*GIVEN EXERCISE*.
Give an exact transcription of every line, dropping the images.

*DATA SHOWN*.
● ● ● ● ●
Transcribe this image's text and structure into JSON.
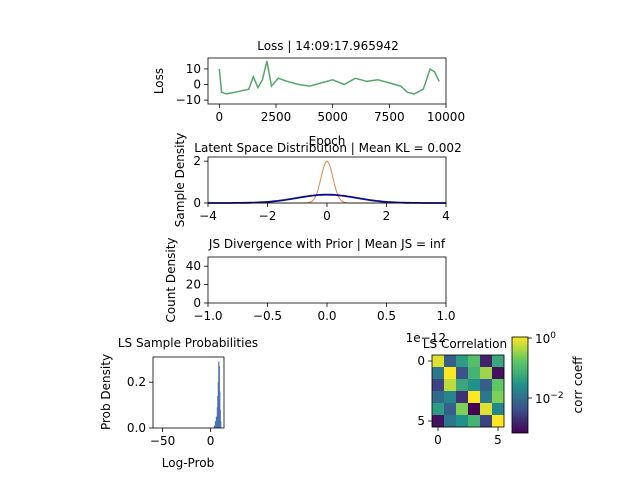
{
  "chart_data": [
    {
      "type": "line",
      "title": "Loss | 14:09:17.965942",
      "xlabel": "Epoch",
      "ylabel": "Loss",
      "xlim": [
        -500,
        10000
      ],
      "ylim": [
        -12.5,
        17
      ],
      "xticks": [
        0,
        2500,
        5000,
        7500,
        10000
      ],
      "yticks": [
        10,
        0,
        -10
      ],
      "series": [
        {
          "color": "#55a868",
          "x": [
            0,
            100,
            300,
            700,
            1000,
            1300,
            1500,
            1700,
            1900,
            2100,
            2300,
            2600,
            3000,
            3500,
            4000,
            4500,
            5000,
            5500,
            6000,
            6500,
            7000,
            7500,
            8000,
            8300,
            8600,
            9000,
            9300,
            9500,
            9700
          ],
          "y": [
            10,
            -5,
            -6,
            -5,
            -4,
            -3,
            5,
            -2,
            3,
            15,
            -1,
            4,
            2,
            0,
            -1,
            1,
            3,
            0,
            4,
            2,
            3,
            1,
            -1,
            -5,
            -6,
            -3,
            10,
            8,
            2
          ]
        }
      ]
    },
    {
      "type": "area",
      "title": "Latent Space Distribution | Mean KL = 0.002",
      "xlabel": "",
      "ylabel": "Sample Density",
      "xlim": [
        -4,
        4
      ],
      "ylim": [
        0,
        2.2
      ],
      "xticks": [
        -4,
        -2,
        0,
        2,
        4
      ],
      "yticks": [
        2,
        0
      ],
      "prior": {
        "color": "#0b0b8a",
        "mean": 0,
        "std": 1
      },
      "samples": {
        "color": "#dd8452",
        "mean": 0,
        "std": 0.2
      }
    },
    {
      "type": "line",
      "title": "JS Divergence with Prior | Mean JS = inf",
      "xlabel": "",
      "ylabel": "Count Density",
      "xlim": [
        -1,
        1
      ],
      "ylim": [
        0,
        50
      ],
      "xticks": [
        -1.0,
        -0.5,
        0.0,
        0.5,
        1.0
      ],
      "xtick_labels": [
        "−1.0",
        "−0.5",
        "0.0",
        "0.5",
        "1.0"
      ],
      "yticks": [
        40,
        20,
        0
      ],
      "offset_text": "1e−12",
      "series": []
    },
    {
      "type": "bar",
      "title": "LS Sample Probabilities",
      "xlabel": "Log-Prob",
      "ylabel": "Prob Density",
      "xlim": [
        -60,
        14
      ],
      "ylim": [
        0,
        0.31
      ],
      "xticks": [
        -50,
        0
      ],
      "xtick_labels": [
        "−50",
        "0"
      ],
      "yticks": [
        0.2,
        0.0
      ],
      "color": "#4c72b0",
      "bins": [
        {
          "x": 4.0,
          "h": 0.01
        },
        {
          "x": 5.0,
          "h": 0.03
        },
        {
          "x": 6.0,
          "h": 0.05
        },
        {
          "x": 7.0,
          "h": 0.09
        },
        {
          "x": 7.5,
          "h": 0.14
        },
        {
          "x": 8.0,
          "h": 0.2
        },
        {
          "x": 8.5,
          "h": 0.29
        },
        {
          "x": 9.0,
          "h": 0.27
        },
        {
          "x": 9.5,
          "h": 0.16
        },
        {
          "x": 10.0,
          "h": 0.08
        },
        {
          "x": 10.5,
          "h": 0.03
        }
      ]
    },
    {
      "type": "heatmap",
      "title": "LS Correlation",
      "xticks": [
        0,
        5
      ],
      "yticks": [
        0,
        5
      ],
      "colorbar": {
        "label": "corr coeff",
        "ticks": [
          "10",
          "10"
        ],
        "exponents": [
          "0",
          "−2"
        ]
      },
      "matrix": [
        [
          0.95,
          0.3,
          0.55,
          0.7,
          0.1,
          0.6
        ],
        [
          0.4,
          1.0,
          0.25,
          0.65,
          0.85,
          0.05
        ],
        [
          0.2,
          0.9,
          0.6,
          0.5,
          0.3,
          0.75
        ],
        [
          0.35,
          0.45,
          0.15,
          1.0,
          0.4,
          0.8
        ],
        [
          0.55,
          0.3,
          0.8,
          0.0,
          0.95,
          0.45
        ],
        [
          0.05,
          0.4,
          0.5,
          0.65,
          0.2,
          1.0
        ]
      ]
    }
  ]
}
● ● ● ● ●
*SOLUTION FOR THIS TASK*.
Transcribe this image's text and structure into JSON.
{
  "chart_data": [
    {
      "type": "line",
      "title": "Loss | 14:09:17.965942",
      "xlabel": "Epoch",
      "ylabel": "Loss",
      "xlim": [
        -500,
        10000
      ],
      "ylim": [
        -12.5,
        17
      ],
      "xticks": [
        0,
        2500,
        5000,
        7500,
        10000
      ],
      "yticks": [
        10,
        0,
        -10
      ],
      "series": [
        {
          "color": "#55a868",
          "x": [
            0,
            100,
            300,
            700,
            1000,
            1300,
            1500,
            1700,
            1900,
            2100,
            2300,
            2600,
            3000,
            3500,
            4000,
            4500,
            5000,
            5500,
            6000,
            6500,
            7000,
            7500,
            8000,
            8300,
            8600,
            9000,
            9300,
            9500,
            9700
          ],
          "y": [
            10,
            -5,
            -6,
            -5,
            -4,
            -3,
            5,
            -2,
            3,
            15,
            -1,
            4,
            2,
            0,
            -1,
            1,
            3,
            0,
            4,
            2,
            3,
            1,
            -1,
            -5,
            -6,
            -3,
            10,
            8,
            2
          ]
        }
      ]
    },
    {
      "type": "area",
      "title": "Latent Space Distribution | Mean KL = 0.002",
      "xlabel": "",
      "ylabel": "Sample Density",
      "xlim": [
        -4,
        4
      ],
      "ylim": [
        0,
        2.2
      ],
      "xticks": [
        -4,
        -2,
        0,
        2,
        4
      ],
      "yticks": [
        2,
        0
      ],
      "prior": {
        "color": "#0b0b8a",
        "mean": 0,
        "std": 1
      },
      "samples": {
        "color": "#dd8452",
        "mean": 0,
        "std": 0.2
      }
    },
    {
      "type": "line",
      "title": "JS Divergence with Prior | Mean JS = inf",
      "xlabel": "",
      "ylabel": "Count Density",
      "xlim": [
        -1,
        1
      ],
      "ylim": [
        0,
        50
      ],
      "xticks": [
        -1.0,
        -0.5,
        0.0,
        0.5,
        1.0
      ],
      "xtick_labels": [
        "−1.0",
        "−0.5",
        "0.0",
        "0.5",
        "1.0"
      ],
      "yticks": [
        40,
        20,
        0
      ],
      "offset_text": "1e−12",
      "series": []
    },
    {
      "type": "bar",
      "title": "LS Sample Probabilities",
      "xlabel": "Log-Prob",
      "ylabel": "Prob Density",
      "xlim": [
        -60,
        14
      ],
      "ylim": [
        0,
        0.31
      ],
      "xticks": [
        -50,
        0
      ],
      "xtick_labels": [
        "−50",
        "0"
      ],
      "yticks": [
        0.2,
        0.0
      ],
      "color": "#4c72b0",
      "bins": [
        {
          "x": 4.0,
          "h": 0.01
        },
        {
          "x": 5.0,
          "h": 0.03
        },
        {
          "x": 6.0,
          "h": 0.05
        },
        {
          "x": 7.0,
          "h": 0.09
        },
        {
          "x": 7.5,
          "h": 0.14
        },
        {
          "x": 8.0,
          "h": 0.2
        },
        {
          "x": 8.5,
          "h": 0.29
        },
        {
          "x": 9.0,
          "h": 0.27
        },
        {
          "x": 9.5,
          "h": 0.16
        },
        {
          "x": 10.0,
          "h": 0.08
        },
        {
          "x": 10.5,
          "h": 0.03
        }
      ]
    },
    {
      "type": "heatmap",
      "title": "LS Correlation",
      "xticks": [
        0,
        5
      ],
      "yticks": [
        0,
        5
      ],
      "colorbar": {
        "label": "corr coeff",
        "ticks": [
          "10",
          "10"
        ],
        "exponents": [
          "0",
          "−2"
        ]
      },
      "matrix": [
        [
          0.95,
          0.3,
          0.55,
          0.7,
          0.1,
          0.6
        ],
        [
          0.4,
          1.0,
          0.25,
          0.65,
          0.85,
          0.05
        ],
        [
          0.2,
          0.9,
          0.6,
          0.5,
          0.3,
          0.75
        ],
        [
          0.35,
          0.45,
          0.15,
          1.0,
          0.4,
          0.8
        ],
        [
          0.55,
          0.3,
          0.8,
          0.0,
          0.95,
          0.45
        ],
        [
          0.05,
          0.4,
          0.5,
          0.65,
          0.2,
          1.0
        ]
      ]
    }
  ]
}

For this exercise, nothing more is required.